- **Instruction**
Return all of the entries exactly, with nothing added or left out.

Collected data:
····················
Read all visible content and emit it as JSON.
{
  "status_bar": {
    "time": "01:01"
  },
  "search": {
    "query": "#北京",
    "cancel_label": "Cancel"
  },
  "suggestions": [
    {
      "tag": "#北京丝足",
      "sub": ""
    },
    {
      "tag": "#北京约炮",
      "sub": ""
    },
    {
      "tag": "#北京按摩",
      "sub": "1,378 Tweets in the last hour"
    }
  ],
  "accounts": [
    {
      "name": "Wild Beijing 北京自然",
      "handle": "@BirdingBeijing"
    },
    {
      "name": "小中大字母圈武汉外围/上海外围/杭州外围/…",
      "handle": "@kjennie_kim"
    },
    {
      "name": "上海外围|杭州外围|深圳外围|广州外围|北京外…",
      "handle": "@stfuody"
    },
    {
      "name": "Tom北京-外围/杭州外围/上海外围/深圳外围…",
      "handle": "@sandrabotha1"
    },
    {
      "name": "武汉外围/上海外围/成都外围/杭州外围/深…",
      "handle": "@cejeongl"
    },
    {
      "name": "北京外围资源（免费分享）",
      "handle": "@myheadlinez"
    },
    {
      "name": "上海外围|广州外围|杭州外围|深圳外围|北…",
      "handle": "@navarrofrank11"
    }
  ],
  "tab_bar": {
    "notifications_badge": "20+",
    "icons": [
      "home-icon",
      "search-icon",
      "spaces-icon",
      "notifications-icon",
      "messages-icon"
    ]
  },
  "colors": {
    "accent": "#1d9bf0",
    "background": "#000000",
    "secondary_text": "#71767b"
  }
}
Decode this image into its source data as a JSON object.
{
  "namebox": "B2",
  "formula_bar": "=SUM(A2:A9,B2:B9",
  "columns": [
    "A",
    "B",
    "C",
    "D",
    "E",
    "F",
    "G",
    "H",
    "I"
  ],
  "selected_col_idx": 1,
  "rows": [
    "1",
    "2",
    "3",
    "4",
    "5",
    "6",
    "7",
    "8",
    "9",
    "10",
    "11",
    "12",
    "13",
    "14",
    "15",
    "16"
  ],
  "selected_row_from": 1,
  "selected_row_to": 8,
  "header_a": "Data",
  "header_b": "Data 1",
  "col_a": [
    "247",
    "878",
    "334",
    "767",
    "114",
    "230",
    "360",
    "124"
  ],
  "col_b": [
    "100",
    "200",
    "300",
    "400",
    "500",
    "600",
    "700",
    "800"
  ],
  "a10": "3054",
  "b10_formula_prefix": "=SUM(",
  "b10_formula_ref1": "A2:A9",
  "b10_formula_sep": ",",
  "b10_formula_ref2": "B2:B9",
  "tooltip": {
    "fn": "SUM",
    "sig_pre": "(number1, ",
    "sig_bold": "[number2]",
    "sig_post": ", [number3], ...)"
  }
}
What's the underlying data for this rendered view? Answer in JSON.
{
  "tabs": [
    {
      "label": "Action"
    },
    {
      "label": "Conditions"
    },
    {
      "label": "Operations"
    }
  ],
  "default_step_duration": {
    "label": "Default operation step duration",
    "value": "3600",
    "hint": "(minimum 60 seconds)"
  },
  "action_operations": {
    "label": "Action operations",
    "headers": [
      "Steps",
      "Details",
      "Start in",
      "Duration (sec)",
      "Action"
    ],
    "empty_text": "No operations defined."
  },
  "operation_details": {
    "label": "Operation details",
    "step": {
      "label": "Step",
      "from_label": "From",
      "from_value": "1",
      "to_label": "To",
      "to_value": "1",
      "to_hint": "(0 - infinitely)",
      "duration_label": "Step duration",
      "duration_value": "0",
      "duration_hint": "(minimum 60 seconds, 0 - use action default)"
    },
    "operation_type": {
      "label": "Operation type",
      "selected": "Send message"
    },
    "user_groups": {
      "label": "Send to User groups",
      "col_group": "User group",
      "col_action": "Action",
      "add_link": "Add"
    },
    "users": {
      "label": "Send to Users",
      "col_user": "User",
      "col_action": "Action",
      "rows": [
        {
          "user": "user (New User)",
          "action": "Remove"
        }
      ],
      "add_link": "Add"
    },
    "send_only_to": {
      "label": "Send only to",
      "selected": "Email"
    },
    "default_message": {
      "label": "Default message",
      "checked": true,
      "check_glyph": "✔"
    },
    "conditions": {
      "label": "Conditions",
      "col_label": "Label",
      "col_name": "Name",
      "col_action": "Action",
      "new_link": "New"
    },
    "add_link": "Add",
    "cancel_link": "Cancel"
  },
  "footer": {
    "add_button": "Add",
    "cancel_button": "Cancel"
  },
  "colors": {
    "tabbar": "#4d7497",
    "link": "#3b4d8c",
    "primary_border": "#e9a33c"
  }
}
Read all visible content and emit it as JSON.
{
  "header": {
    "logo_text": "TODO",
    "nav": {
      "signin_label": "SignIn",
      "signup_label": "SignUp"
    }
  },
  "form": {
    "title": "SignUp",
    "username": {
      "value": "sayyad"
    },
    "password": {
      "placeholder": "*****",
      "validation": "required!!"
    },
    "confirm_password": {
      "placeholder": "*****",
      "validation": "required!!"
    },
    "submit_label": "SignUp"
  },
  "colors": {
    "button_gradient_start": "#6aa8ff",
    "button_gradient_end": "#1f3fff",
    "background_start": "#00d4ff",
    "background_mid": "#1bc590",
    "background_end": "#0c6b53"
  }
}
····················
- **The completed task**
Read all visible content and emit it as JSON.
{
  "status_bar": {
    "time": "01:01"
  },
  "search": {
    "query": "#北京",
    "cancel_label": "Cancel"
  },
  "suggestions": [
    {
      "tag": "#北京丝足",
      "sub": ""
    },
    {
      "tag": "#北京约炮",
      "sub": ""
    },
    {
      "tag": "#北京按摩",
      "sub": "1,378 Tweets in the last hour"
    }
  ],
  "accounts": [
    {
      "name": "Wild Beijing 北京自然",
      "handle": "@BirdingBeijing"
    },
    {
      "name": "小中大字母圈武汉外围/上海外围/杭州外围/…",
      "handle": "@kjennie_kim"
    },
    {
      "name": "上海外围|杭州外围|深圳外围|广州外围|北京外…",
      "handle": "@stfuody"
    },
    {
      "name": "Tom北京-外围/杭州外围/上海外围/深圳外围…",
      "handle": "@sandrabotha1"
    },
    {
      "name": "武汉外围/上海外围/成都外围/杭州外围/深…",
      "handle": "@cejeongl"
    },
    {
      "name": "北京外围资源（免费分享）",
      "handle": "@myheadlinez"
    },
    {
      "name": "上海外围|广州外围|杭州外围|深圳外围|北…",
      "handle": "@navarrofrank11"
    }
  ],
  "tab_bar": {
    "notifications_badge": "20+",
    "icons": [
      "home-icon",
      "search-icon",
      "spaces-icon",
      "notifications-icon",
      "messages-icon"
    ]
  },
  "colors": {
    "accent": "#1d9bf0",
    "background": "#000000",
    "secondary_text": "#71767b"
  }
}
Decode this image into its source data as a JSON object.
{
  "namebox": "B2",
  "formula_bar": "=SUM(A2:A9,B2:B9",
  "columns": [
    "A",
    "B",
    "C",
    "D",
    "E",
    "F",
    "G",
    "H",
    "I"
  ],
  "selected_col_idx": 1,
  "rows": [
    "1",
    "2",
    "3",
    "4",
    "5",
    "6",
    "7",
    "8",
    "9",
    "10",
    "11",
    "12",
    "13",
    "14",
    "15",
    "16"
  ],
  "selected_row_from": 1,
  "selected_row_to": 8,
  "header_a": "Data",
  "header_b": "Data 1",
  "col_a": [
    "247",
    "878",
    "334",
    "767",
    "114",
    "230",
    "360",
    "124"
  ],
  "col_b": [
    "100",
    "200",
    "300",
    "400",
    "500",
    "600",
    "700",
    "800"
  ],
  "a10": "3054",
  "b10_formula_prefix": "=SUM(",
  "b10_formula_ref1": "A2:A9",
  "b10_formula_sep": ",",
  "b10_formula_ref2": "B2:B9",
  "tooltip": {
    "fn": "SUM",
    "sig_pre": "(number1, ",
    "sig_bold": "[number2]",
    "sig_post": ", [number3], ...)"
  }
}
What's the underlying data for this rendered view? Answer in JSON.
{
  "tabs": [
    {
      "label": "Action"
    },
    {
      "label": "Conditions"
    },
    {
      "label": "Operations"
    }
  ],
  "default_step_duration": {
    "label": "Default operation step duration",
    "value": "3600",
    "hint": "(minimum 60 seconds)"
  },
  "action_operations": {
    "label": "Action operations",
    "headers": [
      "Steps",
      "Details",
      "Start in",
      "Duration (sec)",
      "Action"
    ],
    "empty_text": "No operations defined."
  },
  "operation_details": {
    "label": "Operation details",
    "step": {
      "label": "Step",
      "from_label": "From",
      "from_value": "1",
      "to_label": "To",
      "to_value": "1",
      "to_hint": "(0 - infinitely)",
      "duration_label": "Step duration",
      "duration_value": "0",
      "duration_hint": "(minimum 60 seconds, 0 - use action default)"
    },
    "operation_type": {
      "label": "Operation type",
      "selected": "Send message"
    },
    "user_groups": {
      "label": "Send to User groups",
      "col_group": "User group",
      "col_action": "Action",
      "add_link": "Add"
    },
    "users": {
      "label": "Send to Users",
      "col_user": "User",
      "col_action": "Action",
      "rows": [
        {
          "user": "user (New User)",
          "action": "Remove"
        }
      ],
      "add_link": "Add"
    },
    "send_only_to": {
      "label": "Send only to",
      "selected": "Email"
    },
    "default_message": {
      "label": "Default message",
      "checked": true,
      "check_glyph": "✔"
    },
    "conditions": {
      "label": "Conditions",
      "col_label": "Label",
      "col_name": "Name",
      "col_action": "Action",
      "new_link": "New"
    },
    "add_link": "Add",
    "cancel_link": "Cancel"
  },
  "footer": {
    "add_button": "Add",
    "cancel_button": "Cancel"
  },
  "colors": {
    "tabbar": "#4d7497",
    "link": "#3b4d8c",
    "primary_border": "#e9a33c"
  }
}
Read all visible content and emit it as JSON.
{
  "header": {
    "logo_text": "TODO",
    "nav": {
      "signin_label": "SignIn",
      "signup_label": "SignUp"
    }
  },
  "form": {
    "title": "SignUp",
    "username": {
      "value": "sayyad"
    },
    "password": {
      "placeholder": "*****",
      "validation": "required!!"
    },
    "confirm_password": {
      "placeholder": "*****",
      "validation": "required!!"
    },
    "submit_label": "SignUp"
  },
  "colors": {
    "button_gradient_start": "#6aa8ff",
    "button_gradient_end": "#1f3fff",
    "background_start": "#00d4ff",
    "background_mid": "#1bc590",
    "background_end": "#0c6b53"
  }
}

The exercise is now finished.